***** Provided data

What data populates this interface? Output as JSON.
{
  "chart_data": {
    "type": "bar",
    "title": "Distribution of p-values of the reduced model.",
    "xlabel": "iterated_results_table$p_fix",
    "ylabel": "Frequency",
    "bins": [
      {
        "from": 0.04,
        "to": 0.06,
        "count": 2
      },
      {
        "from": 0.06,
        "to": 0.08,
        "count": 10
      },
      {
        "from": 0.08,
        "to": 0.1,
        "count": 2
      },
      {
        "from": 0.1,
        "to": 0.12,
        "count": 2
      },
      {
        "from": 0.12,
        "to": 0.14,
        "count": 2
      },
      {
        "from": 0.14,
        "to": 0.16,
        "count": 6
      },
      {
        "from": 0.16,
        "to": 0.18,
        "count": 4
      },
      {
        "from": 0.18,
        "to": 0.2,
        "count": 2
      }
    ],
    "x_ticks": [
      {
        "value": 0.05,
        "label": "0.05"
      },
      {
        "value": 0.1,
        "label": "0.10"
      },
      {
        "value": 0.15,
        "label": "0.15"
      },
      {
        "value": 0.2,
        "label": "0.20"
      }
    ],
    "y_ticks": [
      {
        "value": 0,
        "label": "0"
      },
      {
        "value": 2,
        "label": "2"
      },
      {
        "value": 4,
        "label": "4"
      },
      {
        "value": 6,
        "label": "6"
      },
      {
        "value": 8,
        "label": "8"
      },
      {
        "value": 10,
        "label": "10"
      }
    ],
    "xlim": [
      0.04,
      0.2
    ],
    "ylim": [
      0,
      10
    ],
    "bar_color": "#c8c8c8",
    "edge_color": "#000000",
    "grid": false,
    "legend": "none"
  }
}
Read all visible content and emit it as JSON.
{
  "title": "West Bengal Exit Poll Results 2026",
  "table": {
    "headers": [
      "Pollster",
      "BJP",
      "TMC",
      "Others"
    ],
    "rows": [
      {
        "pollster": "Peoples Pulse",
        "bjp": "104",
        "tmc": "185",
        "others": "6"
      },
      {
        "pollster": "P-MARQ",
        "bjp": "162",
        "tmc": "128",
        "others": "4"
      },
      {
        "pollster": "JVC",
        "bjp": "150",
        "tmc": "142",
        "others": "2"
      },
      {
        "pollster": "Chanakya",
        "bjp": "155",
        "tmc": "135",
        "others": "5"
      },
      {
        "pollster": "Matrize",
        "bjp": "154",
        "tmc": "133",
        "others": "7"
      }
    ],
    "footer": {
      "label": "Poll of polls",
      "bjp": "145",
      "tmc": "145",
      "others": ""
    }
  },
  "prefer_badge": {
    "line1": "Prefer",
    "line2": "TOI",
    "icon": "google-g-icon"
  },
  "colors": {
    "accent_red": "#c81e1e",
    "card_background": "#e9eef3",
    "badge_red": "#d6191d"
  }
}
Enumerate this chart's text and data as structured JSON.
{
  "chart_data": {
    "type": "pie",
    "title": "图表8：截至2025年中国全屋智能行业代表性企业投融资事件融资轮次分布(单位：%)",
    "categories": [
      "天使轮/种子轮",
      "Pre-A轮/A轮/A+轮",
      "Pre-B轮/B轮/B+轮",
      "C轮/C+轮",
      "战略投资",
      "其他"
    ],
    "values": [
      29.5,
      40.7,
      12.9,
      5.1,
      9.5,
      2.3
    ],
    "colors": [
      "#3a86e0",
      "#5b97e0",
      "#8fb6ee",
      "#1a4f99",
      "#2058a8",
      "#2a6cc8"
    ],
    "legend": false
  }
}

**********

All of the material above needs to be copied exactly.

• Task output
What data populates this interface? Output as JSON.
{
  "chart_data": {
    "type": "bar",
    "title": "Distribution of p-values of the reduced model.",
    "xlabel": "iterated_results_table$p_fix",
    "ylabel": "Frequency",
    "bins": [
      {
        "from": 0.04,
        "to": 0.06,
        "count": 2
      },
      {
        "from": 0.06,
        "to": 0.08,
        "count": 10
      },
      {
        "from": 0.08,
        "to": 0.1,
        "count": 2
      },
      {
        "from": 0.1,
        "to": 0.12,
        "count": 2
      },
      {
        "from": 0.12,
        "to": 0.14,
        "count": 2
      },
      {
        "from": 0.14,
        "to": 0.16,
        "count": 6
      },
      {
        "from": 0.16,
        "to": 0.18,
        "count": 4
      },
      {
        "from": 0.18,
        "to": 0.2,
        "count": 2
      }
    ],
    "x_ticks": [
      {
        "value": 0.05,
        "label": "0.05"
      },
      {
        "value": 0.1,
        "label": "0.10"
      },
      {
        "value": 0.15,
        "label": "0.15"
      },
      {
        "value": 0.2,
        "label": "0.20"
      }
    ],
    "y_ticks": [
      {
        "value": 0,
        "label": "0"
      },
      {
        "value": 2,
        "label": "2"
      },
      {
        "value": 4,
        "label": "4"
      },
      {
        "value": 6,
        "label": "6"
      },
      {
        "value": 8,
        "label": "8"
      },
      {
        "value": 10,
        "label": "10"
      }
    ],
    "xlim": [
      0.04,
      0.2
    ],
    "ylim": [
      0,
      10
    ],
    "bar_color": "#c8c8c8",
    "edge_color": "#000000",
    "grid": false,
    "legend": "none"
  }
}
Read all visible content and emit it as JSON.
{
  "title": "West Bengal Exit Poll Results 2026",
  "table": {
    "headers": [
      "Pollster",
      "BJP",
      "TMC",
      "Others"
    ],
    "rows": [
      {
        "pollster": "Peoples Pulse",
        "bjp": "104",
        "tmc": "185",
        "others": "6"
      },
      {
        "pollster": "P-MARQ",
        "bjp": "162",
        "tmc": "128",
        "others": "4"
      },
      {
        "pollster": "JVC",
        "bjp": "150",
        "tmc": "142",
        "others": "2"
      },
      {
        "pollster": "Chanakya",
        "bjp": "155",
        "tmc": "135",
        "others": "5"
      },
      {
        "pollster": "Matrize",
        "bjp": "154",
        "tmc": "133",
        "others": "7"
      }
    ],
    "footer": {
      "label": "Poll of polls",
      "bjp": "145",
      "tmc": "145",
      "others": ""
    }
  },
  "prefer_badge": {
    "line1": "Prefer",
    "line2": "TOI",
    "icon": "google-g-icon"
  },
  "colors": {
    "accent_red": "#c81e1e",
    "card_background": "#e9eef3",
    "badge_red": "#d6191d"
  }
}
Enumerate this chart's text and data as structured JSON.
{
  "chart_data": {
    "type": "pie",
    "title": "图表8：截至2025年中国全屋智能行业代表性企业投融资事件融资轮次分布(单位：%)",
    "categories": [
      "天使轮/种子轮",
      "Pre-A轮/A轮/A+轮",
      "Pre-B轮/B轮/B+轮",
      "C轮/C+轮",
      "战略投资",
      "其他"
    ],
    "values": [
      29.5,
      40.7,
      12.9,
      5.1,
      9.5,
      2.3
    ],
    "colors": [
      "#3a86e0",
      "#5b97e0",
      "#8fb6ee",
      "#1a4f99",
      "#2058a8",
      "#2a6cc8"
    ],
    "legend": false
  }
}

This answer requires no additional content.